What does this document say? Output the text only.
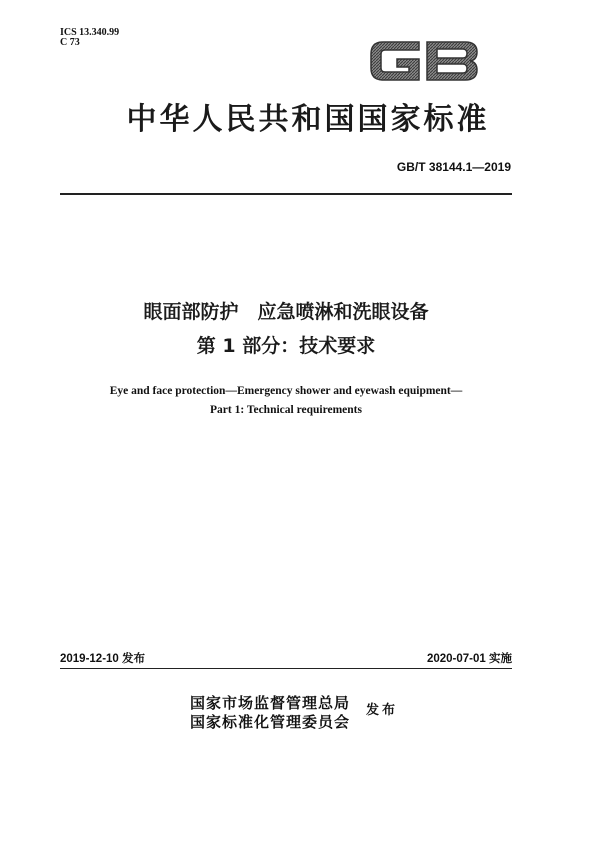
ICS 13.340.99
C 73
中华人民共和国国家标准
GB/T 38144.1—2019
眼面部防护　应急喷淋和洗眼设备
第 1 部分：技术要求
Eye and face protection—Emergency shower and eyewash equipment—
Part 1: Technical requirements
2019-12-10 发布	2020-07-01 实施
国家市场监督管理总局
国家标准化管理委员会
发布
------------
• _Work to do_
Exactly reproduce each record, leaving out any pictures.

• _Result of the task_
What does this document say? Output the text only.
ICS 13.340.99
C 73
中华人民共和国国家标准
GB/T 38144.1—2019
眼面部防护　应急喷淋和洗眼设备
第 1 部分：技术要求
Eye and face protection—Emergency shower and eyewash equipment—
Part 1: Technical requirements
2019-12-10 发布	2020-07-01 实施
国家市场监督管理总局
国家标准化管理委员会
发布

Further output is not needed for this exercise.